--- Begin ---

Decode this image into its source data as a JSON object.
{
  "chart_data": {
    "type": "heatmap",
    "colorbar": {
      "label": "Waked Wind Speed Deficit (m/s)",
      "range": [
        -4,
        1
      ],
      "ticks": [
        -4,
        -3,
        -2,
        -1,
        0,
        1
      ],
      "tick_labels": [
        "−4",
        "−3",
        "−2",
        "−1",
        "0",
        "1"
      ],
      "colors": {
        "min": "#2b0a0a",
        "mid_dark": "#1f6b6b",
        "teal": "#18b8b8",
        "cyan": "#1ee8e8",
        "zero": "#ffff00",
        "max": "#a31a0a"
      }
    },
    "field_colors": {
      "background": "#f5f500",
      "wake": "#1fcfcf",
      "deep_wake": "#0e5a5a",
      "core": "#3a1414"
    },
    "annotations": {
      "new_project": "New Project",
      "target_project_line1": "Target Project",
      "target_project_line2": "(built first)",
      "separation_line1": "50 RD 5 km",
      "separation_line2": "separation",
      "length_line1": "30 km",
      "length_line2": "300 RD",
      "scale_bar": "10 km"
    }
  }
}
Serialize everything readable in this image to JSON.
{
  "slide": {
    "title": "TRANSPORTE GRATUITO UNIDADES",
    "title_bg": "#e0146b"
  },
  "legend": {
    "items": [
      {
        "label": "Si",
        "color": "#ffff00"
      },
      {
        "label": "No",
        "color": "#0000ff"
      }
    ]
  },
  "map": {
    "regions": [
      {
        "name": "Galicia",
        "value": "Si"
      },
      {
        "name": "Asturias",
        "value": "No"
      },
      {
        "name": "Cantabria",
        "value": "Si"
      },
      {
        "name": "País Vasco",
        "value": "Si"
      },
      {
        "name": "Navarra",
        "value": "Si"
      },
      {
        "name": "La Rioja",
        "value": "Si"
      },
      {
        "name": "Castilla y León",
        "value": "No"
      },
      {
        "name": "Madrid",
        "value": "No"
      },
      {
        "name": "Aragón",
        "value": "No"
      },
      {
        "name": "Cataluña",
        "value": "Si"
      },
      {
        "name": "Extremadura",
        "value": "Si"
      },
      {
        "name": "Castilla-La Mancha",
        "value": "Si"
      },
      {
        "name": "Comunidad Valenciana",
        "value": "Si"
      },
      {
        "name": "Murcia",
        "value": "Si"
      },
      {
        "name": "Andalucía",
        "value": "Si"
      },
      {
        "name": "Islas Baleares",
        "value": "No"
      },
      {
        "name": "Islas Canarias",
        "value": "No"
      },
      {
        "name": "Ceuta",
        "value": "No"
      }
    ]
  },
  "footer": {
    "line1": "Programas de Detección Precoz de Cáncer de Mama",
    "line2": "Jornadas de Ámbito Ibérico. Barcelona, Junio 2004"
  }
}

--- End ---

**WHAT IS ASKED**
Copy the material above back out, exactly as written.

**ANSWER TO THIS EXERCISE**
Decode this image into its source data as a JSON object.
{
  "chart_data": {
    "type": "heatmap",
    "colorbar": {
      "label": "Waked Wind Speed Deficit (m/s)",
      "range": [
        -4,
        1
      ],
      "ticks": [
        -4,
        -3,
        -2,
        -1,
        0,
        1
      ],
      "tick_labels": [
        "−4",
        "−3",
        "−2",
        "−1",
        "0",
        "1"
      ],
      "colors": {
        "min": "#2b0a0a",
        "mid_dark": "#1f6b6b",
        "teal": "#18b8b8",
        "cyan": "#1ee8e8",
        "zero": "#ffff00",
        "max": "#a31a0a"
      }
    },
    "field_colors": {
      "background": "#f5f500",
      "wake": "#1fcfcf",
      "deep_wake": "#0e5a5a",
      "core": "#3a1414"
    },
    "annotations": {
      "new_project": "New Project",
      "target_project_line1": "Target Project",
      "target_project_line2": "(built first)",
      "separation_line1": "50 RD 5 km",
      "separation_line2": "separation",
      "length_line1": "30 km",
      "length_line2": "300 RD",
      "scale_bar": "10 km"
    }
  }
}
Serialize everything readable in this image to JSON.
{
  "slide": {
    "title": "TRANSPORTE GRATUITO UNIDADES",
    "title_bg": "#e0146b"
  },
  "legend": {
    "items": [
      {
        "label": "Si",
        "color": "#ffff00"
      },
      {
        "label": "No",
        "color": "#0000ff"
      }
    ]
  },
  "map": {
    "regions": [
      {
        "name": "Galicia",
        "value": "Si"
      },
      {
        "name": "Asturias",
        "value": "No"
      },
      {
        "name": "Cantabria",
        "value": "Si"
      },
      {
        "name": "País Vasco",
        "value": "Si"
      },
      {
        "name": "Navarra",
        "value": "Si"
      },
      {
        "name": "La Rioja",
        "value": "Si"
      },
      {
        "name": "Castilla y León",
        "value": "No"
      },
      {
        "name": "Madrid",
        "value": "No"
      },
      {
        "name": "Aragón",
        "value": "No"
      },
      {
        "name": "Cataluña",
        "value": "Si"
      },
      {
        "name": "Extremadura",
        "value": "Si"
      },
      {
        "name": "Castilla-La Mancha",
        "value": "Si"
      },
      {
        "name": "Comunidad Valenciana",
        "value": "Si"
      },
      {
        "name": "Murcia",
        "value": "Si"
      },
      {
        "name": "Andalucía",
        "value": "Si"
      },
      {
        "name": "Islas Baleares",
        "value": "No"
      },
      {
        "name": "Islas Canarias",
        "value": "No"
      },
      {
        "name": "Ceuta",
        "value": "No"
      }
    ]
  },
  "footer": {
    "line1": "Programas de Detección Precoz de Cáncer de Mama",
    "line2": "Jornadas de Ámbito Ibérico. Barcelona, Junio 2004"
  }
}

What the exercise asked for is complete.